## WHAT YOU WILL DO
Faithfully return all lines, omitting every embedded picture.

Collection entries
____________________
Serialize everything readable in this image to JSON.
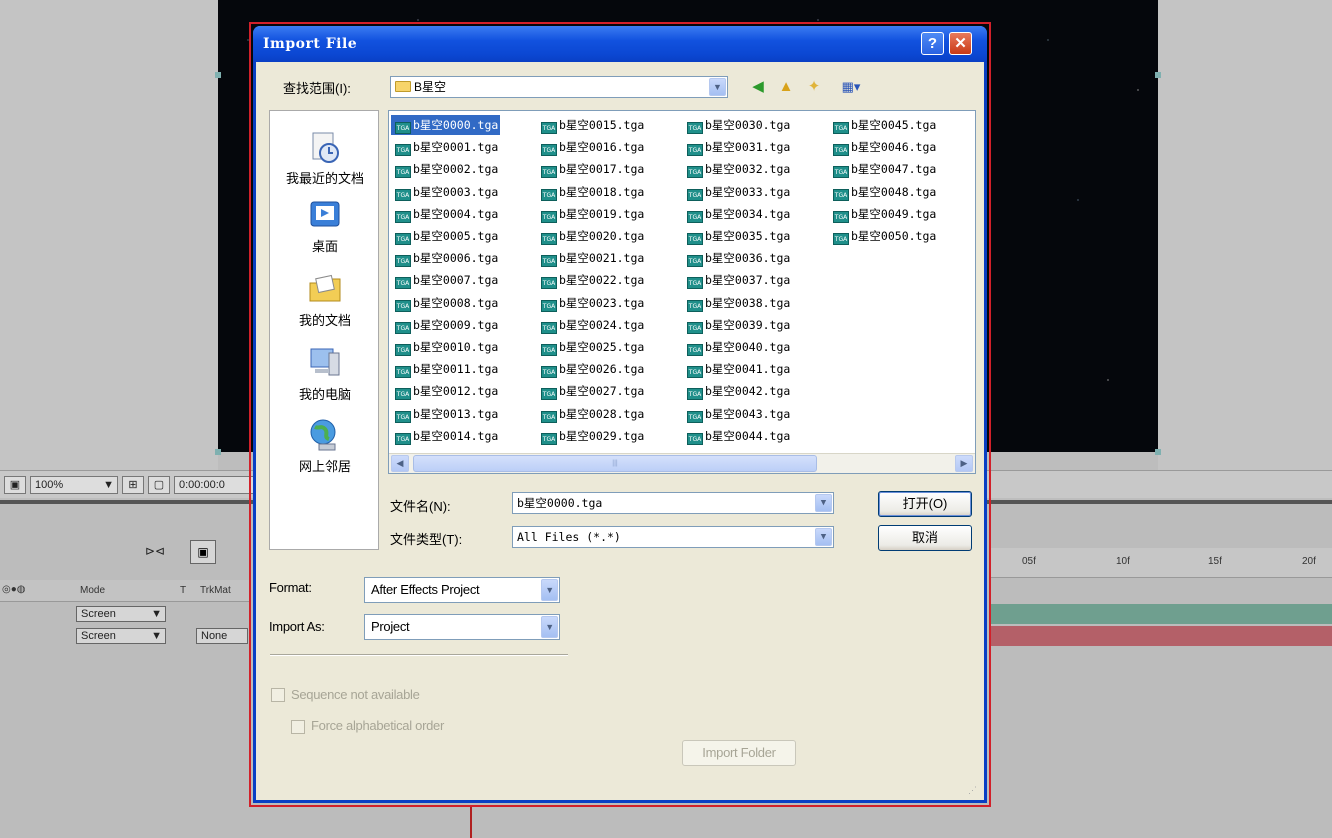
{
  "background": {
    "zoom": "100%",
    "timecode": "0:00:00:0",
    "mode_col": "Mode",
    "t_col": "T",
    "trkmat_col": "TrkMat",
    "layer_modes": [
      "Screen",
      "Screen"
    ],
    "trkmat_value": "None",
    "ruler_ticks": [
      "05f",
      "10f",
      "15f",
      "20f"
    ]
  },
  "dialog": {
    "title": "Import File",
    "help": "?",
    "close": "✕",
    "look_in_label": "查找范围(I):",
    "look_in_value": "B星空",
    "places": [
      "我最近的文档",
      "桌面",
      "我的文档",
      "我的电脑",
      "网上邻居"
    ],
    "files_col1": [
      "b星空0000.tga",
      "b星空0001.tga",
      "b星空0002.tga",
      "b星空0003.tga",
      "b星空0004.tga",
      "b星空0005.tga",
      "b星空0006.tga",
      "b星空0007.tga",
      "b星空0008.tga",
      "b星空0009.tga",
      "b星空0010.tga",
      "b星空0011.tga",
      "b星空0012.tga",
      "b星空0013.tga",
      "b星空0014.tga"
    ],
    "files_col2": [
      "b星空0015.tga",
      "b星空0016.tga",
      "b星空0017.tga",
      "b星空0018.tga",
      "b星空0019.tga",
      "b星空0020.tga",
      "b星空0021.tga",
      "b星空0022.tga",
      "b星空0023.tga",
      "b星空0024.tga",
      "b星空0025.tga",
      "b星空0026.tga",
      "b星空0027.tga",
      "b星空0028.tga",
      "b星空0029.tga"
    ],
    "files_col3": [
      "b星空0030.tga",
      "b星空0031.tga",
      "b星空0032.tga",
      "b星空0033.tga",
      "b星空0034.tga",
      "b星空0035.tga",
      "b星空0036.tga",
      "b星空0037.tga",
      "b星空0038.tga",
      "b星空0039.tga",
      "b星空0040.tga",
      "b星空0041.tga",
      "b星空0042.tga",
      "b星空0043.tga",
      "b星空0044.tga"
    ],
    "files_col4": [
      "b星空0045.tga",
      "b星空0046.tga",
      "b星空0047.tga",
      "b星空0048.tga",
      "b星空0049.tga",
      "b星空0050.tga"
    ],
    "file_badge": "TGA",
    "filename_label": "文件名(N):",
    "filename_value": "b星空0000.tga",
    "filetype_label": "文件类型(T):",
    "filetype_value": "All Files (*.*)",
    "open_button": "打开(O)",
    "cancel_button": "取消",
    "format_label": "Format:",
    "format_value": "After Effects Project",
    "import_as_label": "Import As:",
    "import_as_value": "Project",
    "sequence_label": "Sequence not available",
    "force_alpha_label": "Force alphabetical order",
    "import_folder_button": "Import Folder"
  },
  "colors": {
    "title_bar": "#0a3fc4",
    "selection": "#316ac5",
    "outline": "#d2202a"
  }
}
____________________
## FINAL ANSWER
Serialize everything readable in this image to JSON.
{
  "background": {
    "zoom": "100%",
    "timecode": "0:00:00:0",
    "mode_col": "Mode",
    "t_col": "T",
    "trkmat_col": "TrkMat",
    "layer_modes": [
      "Screen",
      "Screen"
    ],
    "trkmat_value": "None",
    "ruler_ticks": [
      "05f",
      "10f",
      "15f",
      "20f"
    ]
  },
  "dialog": {
    "title": "Import File",
    "help": "?",
    "close": "✕",
    "look_in_label": "查找范围(I):",
    "look_in_value": "B星空",
    "places": [
      "我最近的文档",
      "桌面",
      "我的文档",
      "我的电脑",
      "网上邻居"
    ],
    "files_col1": [
      "b星空0000.tga",
      "b星空0001.tga",
      "b星空0002.tga",
      "b星空0003.tga",
      "b星空0004.tga",
      "b星空0005.tga",
      "b星空0006.tga",
      "b星空0007.tga",
      "b星空0008.tga",
      "b星空0009.tga",
      "b星空0010.tga",
      "b星空0011.tga",
      "b星空0012.tga",
      "b星空0013.tga",
      "b星空0014.tga"
    ],
    "files_col2": [
      "b星空0015.tga",
      "b星空0016.tga",
      "b星空0017.tga",
      "b星空0018.tga",
      "b星空0019.tga",
      "b星空0020.tga",
      "b星空0021.tga",
      "b星空0022.tga",
      "b星空0023.tga",
      "b星空0024.tga",
      "b星空0025.tga",
      "b星空0026.tga",
      "b星空0027.tga",
      "b星空0028.tga",
      "b星空0029.tga"
    ],
    "files_col3": [
      "b星空0030.tga",
      "b星空0031.tga",
      "b星空0032.tga",
      "b星空0033.tga",
      "b星空0034.tga",
      "b星空0035.tga",
      "b星空0036.tga",
      "b星空0037.tga",
      "b星空0038.tga",
      "b星空0039.tga",
      "b星空0040.tga",
      "b星空0041.tga",
      "b星空0042.tga",
      "b星空0043.tga",
      "b星空0044.tga"
    ],
    "files_col4": [
      "b星空0045.tga",
      "b星空0046.tga",
      "b星空0047.tga",
      "b星空0048.tga",
      "b星空0049.tga",
      "b星空0050.tga"
    ],
    "file_badge": "TGA",
    "filename_label": "文件名(N):",
    "filename_value": "b星空0000.tga",
    "filetype_label": "文件类型(T):",
    "filetype_value": "All Files (*.*)",
    "open_button": "打开(O)",
    "cancel_button": "取消",
    "format_label": "Format:",
    "format_value": "After Effects Project",
    "import_as_label": "Import As:",
    "import_as_value": "Project",
    "sequence_label": "Sequence not available",
    "force_alpha_label": "Force alphabetical order",
    "import_folder_button": "Import Folder"
  },
  "colors": {
    "title_bar": "#0a3fc4",
    "selection": "#316ac5",
    "outline": "#d2202a"
  }
}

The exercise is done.